- **EXERCISE**
Reproduce all the entries exactly.

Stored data
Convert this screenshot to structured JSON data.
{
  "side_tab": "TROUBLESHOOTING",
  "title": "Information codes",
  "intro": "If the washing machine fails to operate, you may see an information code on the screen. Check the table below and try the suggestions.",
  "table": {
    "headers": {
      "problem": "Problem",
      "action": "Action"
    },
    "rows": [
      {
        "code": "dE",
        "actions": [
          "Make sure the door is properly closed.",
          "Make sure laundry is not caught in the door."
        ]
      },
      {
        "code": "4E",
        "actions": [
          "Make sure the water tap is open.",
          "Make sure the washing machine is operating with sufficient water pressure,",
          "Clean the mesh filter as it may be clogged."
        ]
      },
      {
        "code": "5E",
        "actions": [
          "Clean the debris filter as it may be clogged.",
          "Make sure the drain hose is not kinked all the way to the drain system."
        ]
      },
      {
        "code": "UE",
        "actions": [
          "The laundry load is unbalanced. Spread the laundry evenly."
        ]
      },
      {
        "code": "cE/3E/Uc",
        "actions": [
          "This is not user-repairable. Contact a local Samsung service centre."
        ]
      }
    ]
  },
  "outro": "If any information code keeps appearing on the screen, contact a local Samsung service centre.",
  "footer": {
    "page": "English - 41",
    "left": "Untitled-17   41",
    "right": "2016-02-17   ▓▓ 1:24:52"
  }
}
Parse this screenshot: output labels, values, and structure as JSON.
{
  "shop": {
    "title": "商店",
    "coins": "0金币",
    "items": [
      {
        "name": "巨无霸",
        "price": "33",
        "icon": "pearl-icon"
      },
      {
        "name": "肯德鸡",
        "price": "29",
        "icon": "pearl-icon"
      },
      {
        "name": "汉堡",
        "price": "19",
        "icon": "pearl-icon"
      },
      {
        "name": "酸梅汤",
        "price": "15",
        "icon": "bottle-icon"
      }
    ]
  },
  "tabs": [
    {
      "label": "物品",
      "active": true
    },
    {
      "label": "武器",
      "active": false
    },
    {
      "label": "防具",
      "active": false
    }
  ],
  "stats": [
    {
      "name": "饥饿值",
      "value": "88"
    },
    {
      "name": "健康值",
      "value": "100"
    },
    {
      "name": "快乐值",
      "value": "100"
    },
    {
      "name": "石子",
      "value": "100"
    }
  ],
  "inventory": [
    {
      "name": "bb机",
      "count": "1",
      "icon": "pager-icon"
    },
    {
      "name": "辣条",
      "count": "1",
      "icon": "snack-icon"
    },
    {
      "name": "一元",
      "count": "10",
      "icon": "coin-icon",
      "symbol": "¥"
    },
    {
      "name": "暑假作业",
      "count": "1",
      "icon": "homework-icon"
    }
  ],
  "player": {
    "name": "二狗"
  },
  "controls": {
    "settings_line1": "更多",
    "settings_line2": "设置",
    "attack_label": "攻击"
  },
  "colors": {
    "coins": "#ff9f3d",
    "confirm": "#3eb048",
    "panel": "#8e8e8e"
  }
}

- **COMPLETED TASK**
Convert this screenshot to structured JSON data.
{
  "side_tab": "TROUBLESHOOTING",
  "title": "Information codes",
  "intro": "If the washing machine fails to operate, you may see an information code on the screen. Check the table below and try the suggestions.",
  "table": {
    "headers": {
      "problem": "Problem",
      "action": "Action"
    },
    "rows": [
      {
        "code": "dE",
        "actions": [
          "Make sure the door is properly closed.",
          "Make sure laundry is not caught in the door."
        ]
      },
      {
        "code": "4E",
        "actions": [
          "Make sure the water tap is open.",
          "Make sure the washing machine is operating with sufficient water pressure,",
          "Clean the mesh filter as it may be clogged."
        ]
      },
      {
        "code": "5E",
        "actions": [
          "Clean the debris filter as it may be clogged.",
          "Make sure the drain hose is not kinked all the way to the drain system."
        ]
      },
      {
        "code": "UE",
        "actions": [
          "The laundry load is unbalanced. Spread the laundry evenly."
        ]
      },
      {
        "code": "cE/3E/Uc",
        "actions": [
          "This is not user-repairable. Contact a local Samsung service centre."
        ]
      }
    ]
  },
  "outro": "If any information code keeps appearing on the screen, contact a local Samsung service centre.",
  "footer": {
    "page": "English - 41",
    "left": "Untitled-17   41",
    "right": "2016-02-17   ▓▓ 1:24:52"
  }
}
Parse this screenshot: output labels, values, and structure as JSON.
{
  "shop": {
    "title": "商店",
    "coins": "0金币",
    "items": [
      {
        "name": "巨无霸",
        "price": "33",
        "icon": "pearl-icon"
      },
      {
        "name": "肯德鸡",
        "price": "29",
        "icon": "pearl-icon"
      },
      {
        "name": "汉堡",
        "price": "19",
        "icon": "pearl-icon"
      },
      {
        "name": "酸梅汤",
        "price": "15",
        "icon": "bottle-icon"
      }
    ]
  },
  "tabs": [
    {
      "label": "物品",
      "active": true
    },
    {
      "label": "武器",
      "active": false
    },
    {
      "label": "防具",
      "active": false
    }
  ],
  "stats": [
    {
      "name": "饥饿值",
      "value": "88"
    },
    {
      "name": "健康值",
      "value": "100"
    },
    {
      "name": "快乐值",
      "value": "100"
    },
    {
      "name": "石子",
      "value": "100"
    }
  ],
  "inventory": [
    {
      "name": "bb机",
      "count": "1",
      "icon": "pager-icon"
    },
    {
      "name": "辣条",
      "count": "1",
      "icon": "snack-icon"
    },
    {
      "name": "一元",
      "count": "10",
      "icon": "coin-icon",
      "symbol": "¥"
    },
    {
      "name": "暑假作业",
      "count": "1",
      "icon": "homework-icon"
    }
  ],
  "player": {
    "name": "二狗"
  },
  "controls": {
    "settings_line1": "更多",
    "settings_line2": "设置",
    "attack_label": "攻击"
  },
  "colors": {
    "coins": "#ff9f3d",
    "confirm": "#3eb048",
    "panel": "#8e8e8e"
  }
}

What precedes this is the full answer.